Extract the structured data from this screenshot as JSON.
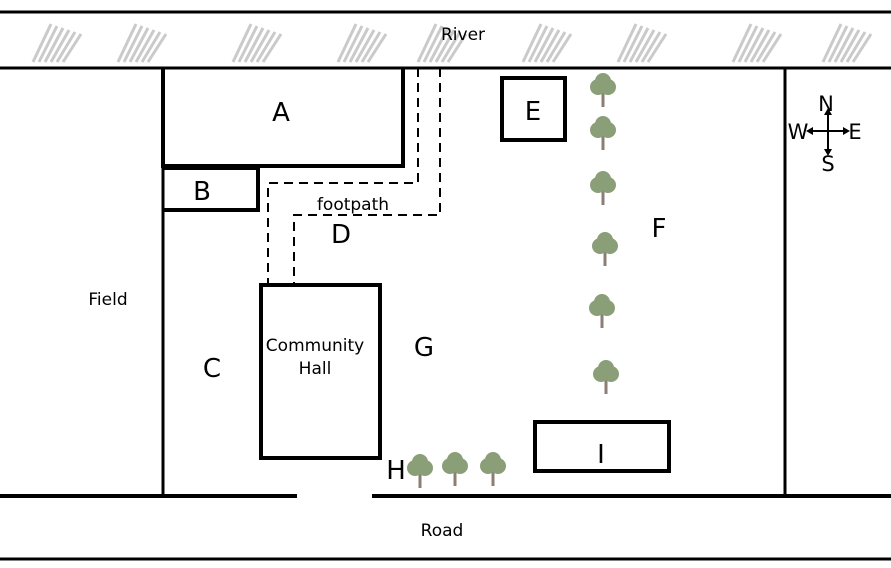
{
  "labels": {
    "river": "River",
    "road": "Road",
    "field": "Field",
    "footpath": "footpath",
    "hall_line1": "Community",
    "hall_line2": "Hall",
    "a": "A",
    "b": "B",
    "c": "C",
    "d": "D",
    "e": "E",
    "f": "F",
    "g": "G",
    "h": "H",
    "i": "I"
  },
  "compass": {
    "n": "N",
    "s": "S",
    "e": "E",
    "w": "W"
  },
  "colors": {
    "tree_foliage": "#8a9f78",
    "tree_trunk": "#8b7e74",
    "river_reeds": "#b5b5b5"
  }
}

============================================================

→ PROBLEM TO WORK ON
Print each record exactly as it stands, leaving the images out.

→ RESULT OF THIS TASK
Extract the structured data from this screenshot as JSON.
{
  "labels": {
    "river": "River",
    "road": "Road",
    "field": "Field",
    "footpath": "footpath",
    "hall_line1": "Community",
    "hall_line2": "Hall",
    "a": "A",
    "b": "B",
    "c": "C",
    "d": "D",
    "e": "E",
    "f": "F",
    "g": "G",
    "h": "H",
    "i": "I"
  },
  "compass": {
    "n": "N",
    "s": "S",
    "e": "E",
    "w": "W"
  },
  "colors": {
    "tree_foliage": "#8a9f78",
    "tree_trunk": "#8b7e74",
    "river_reeds": "#b5b5b5"
  }
}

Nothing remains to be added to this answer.